SELECTED EXCERPT

* BEGIN *

The filename will be included in the mime header for the specific field:

>>> import requests
>>> open('file.txt', 'wb')  # create an empty demo file
<_io.BufferedWriter name='file.txt'>
>>> files = {'upload_file': open('file.txt', 'rb')}
>>> print(requests.Request('POST', 'http://example.com', files=files).prepare().body.decode('ascii'))
--c226ce13d09842658ffbd31e0563c6bd
Content-Disposition: form-data; name="upload_file"; filename="file.txt"


--c226ce13d09842658ffbd31e0563c6bd--

Note the filename="file.txt" parameter.

You can use a tuple for the files mapping value, with between 2 and 4 elements, if you need more control. The first element is the filename, followed by the contents, and an optional content-type header value and an optional mapping of additional headers:

files = {'upload_file': ('foobar.txt', open('file.txt','rb'), 'text/x-spam')}

This sets an alternative filename and content type, leaving out the optional headers.

* END *

Region annotation records:
* BEGIN *

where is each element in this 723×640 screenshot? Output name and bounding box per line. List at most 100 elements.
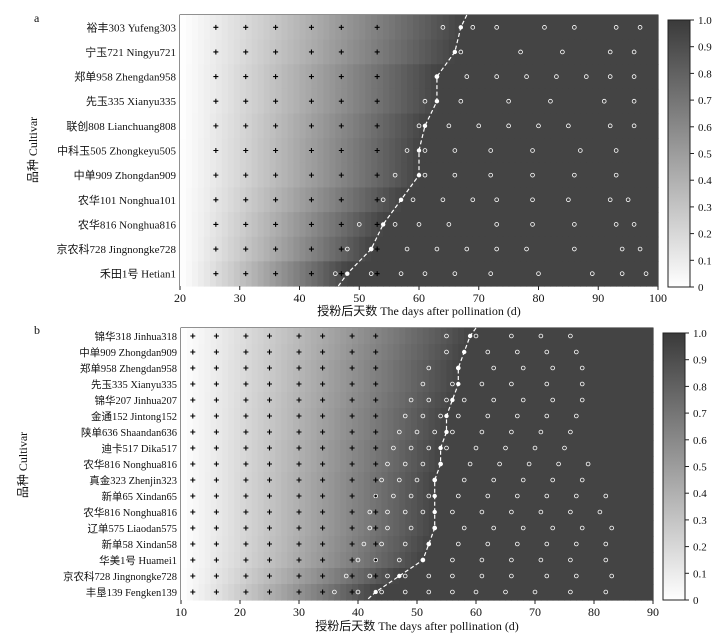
- heatmap-cell: [340, 536, 347, 553]
- heatmap-cell: [556, 212, 563, 238]
- heatmap-cell: [529, 408, 536, 425]
- heatmap-cell: [458, 552, 465, 569]
- sample-point-early: [267, 573, 272, 579]
- heatmap-cell: [240, 552, 247, 569]
- heatmap-cell: [511, 584, 518, 601]
- heatmap-cell: [499, 584, 507, 601]
- heatmap-cell: [335, 138, 342, 164]
- heatmap-cell: [352, 552, 359, 569]
- heatmap-cell: [222, 568, 229, 585]
- heatmap-cell: [466, 88, 474, 115]
- heatmap-cell: [517, 424, 524, 441]
- heatmap-cell: [592, 64, 599, 90]
- heatmap-cell: [540, 408, 548, 425]
- sample-point-late: [450, 429, 455, 435]
- heatmap-cell: [458, 536, 465, 553]
- sample-point-early: [243, 349, 249, 355]
- sample-point-early: [320, 525, 326, 531]
- heatmap-cell: [281, 88, 289, 115]
- heatmap-cell: [570, 520, 577, 537]
- heatmap-cell: [487, 440, 495, 457]
- heatmap-cell: [436, 236, 444, 262]
- sample-point-early: [296, 557, 302, 563]
- sample-point-early: [338, 271, 344, 277]
- heatmap-cell: [472, 88, 480, 115]
- heatmap-cell: [440, 536, 448, 553]
- heatmap-cell: [359, 187, 366, 213]
- sample-point-late: [579, 525, 585, 531]
- heatmap-cell: [305, 162, 313, 189]
- heatmap-cell: [405, 408, 412, 425]
- heatmap-cell: [198, 344, 206, 361]
- heatmap-cell: [216, 584, 223, 601]
- heatmap-cell: [233, 236, 241, 262]
- heatmap-cell: [369, 424, 377, 441]
- threshold-point: [450, 397, 455, 403]
- heatmap-cell: [470, 552, 477, 569]
- heatmap-cell: [340, 584, 347, 601]
- heatmap-cell: [576, 520, 583, 537]
- heatmap-cell: [419, 113, 426, 139]
- heatmap-cell: [511, 552, 518, 569]
- heatmap-cell: [476, 408, 483, 425]
- threshold-point: [438, 461, 443, 467]
- heatmap-cell: [281, 261, 289, 287]
- heatmap-cell: [623, 472, 630, 489]
- heatmap-cell: [293, 88, 301, 115]
- heatmap-cell: [322, 568, 330, 585]
- heatmap-cell: [558, 344, 566, 361]
- heatmap-cell: [395, 39, 402, 65]
- sample-point-early: [213, 172, 219, 178]
- heatmap-cell: [526, 187, 534, 213]
- heatmap-cell: [514, 236, 522, 262]
- heatmap-cell: [347, 261, 354, 287]
- heatmap-cell: [442, 39, 450, 65]
- heatmap-cell: [181, 584, 188, 601]
- cultivar-label: 真金323 Zhenjin323: [89, 474, 177, 487]
- sample-point-early: [267, 445, 272, 451]
- heatmap-cell: [576, 328, 583, 345]
- heatmap-cell: [263, 408, 271, 425]
- heatmap-cell: [257, 456, 265, 473]
- heatmap-cell: [424, 39, 432, 65]
- heatmap-cell: [316, 424, 324, 441]
- heatmap-cell: [526, 138, 534, 164]
- heatmap-cell: [352, 488, 359, 505]
- heatmap-cell: [411, 520, 418, 537]
- heatmap-cell: [311, 187, 319, 213]
- sample-point-late: [367, 509, 373, 515]
- heatmap-cell: [393, 552, 400, 569]
- heatmap-cell: [381, 424, 389, 441]
- sample-point-early: [308, 246, 314, 252]
- heatmap-cell: [399, 504, 406, 521]
- heatmap-cell: [377, 64, 384, 90]
- heatmap-cell: [454, 39, 462, 65]
- sample-point-late: [514, 541, 520, 547]
- heatmap-cell: [434, 440, 442, 457]
- heatmap-cell: [490, 261, 498, 287]
- heatmap-cell: [334, 376, 341, 393]
- heatmap-cell: [329, 138, 336, 164]
- heatmap-cell: [460, 113, 468, 139]
- heatmap-cell: [499, 376, 507, 393]
- heatmap-cell: [417, 344, 424, 361]
- heatmap-cell: [287, 187, 295, 213]
- heatmap-cell: [629, 456, 636, 473]
- heatmap-cell: [499, 552, 507, 569]
- heatmap-cell: [640, 236, 647, 262]
- heatmap-cell: [204, 424, 212, 441]
- heatmap-cell: [604, 162, 611, 189]
- heatmap-cell: [458, 344, 465, 361]
- heatmap-cell: [204, 376, 212, 393]
- heatmap-cell: [293, 392, 300, 409]
- sample-point-late: [380, 197, 386, 203]
- heatmap-cell: [316, 440, 324, 457]
- heatmap-cell: [580, 113, 587, 139]
- heatmap-cell: [281, 113, 289, 139]
- heatmap-cell: [353, 88, 360, 115]
- heatmap-cell: [576, 552, 583, 569]
- heatmap-cell: [233, 64, 241, 90]
- heatmap-cell: [228, 472, 235, 489]
- heatmap-cell: [257, 113, 265, 139]
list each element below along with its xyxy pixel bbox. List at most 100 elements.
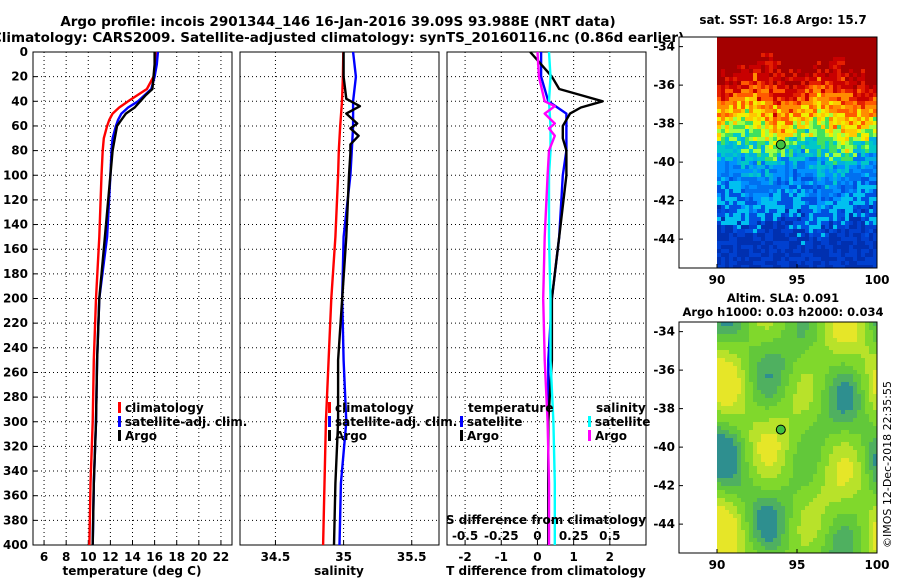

* END *

WHAT TO PRODUCE
From the excerpt on uploading files with requests, set down word for word the passage from "You can use" to "the optional headers.".

ANSWER BELOW
You can use a tuple for the files mapping value, with between 2 and 4 elements, if you need more control. The first element is the filename, followed by the contents, and an optional content-type header value and an optional mapping of additional headers:

files = {'upload_file': ('foobar.txt', open('file.txt','rb'), 'text/x-spam')}

This sets an alternative filename and content type, leaving out the optional headers.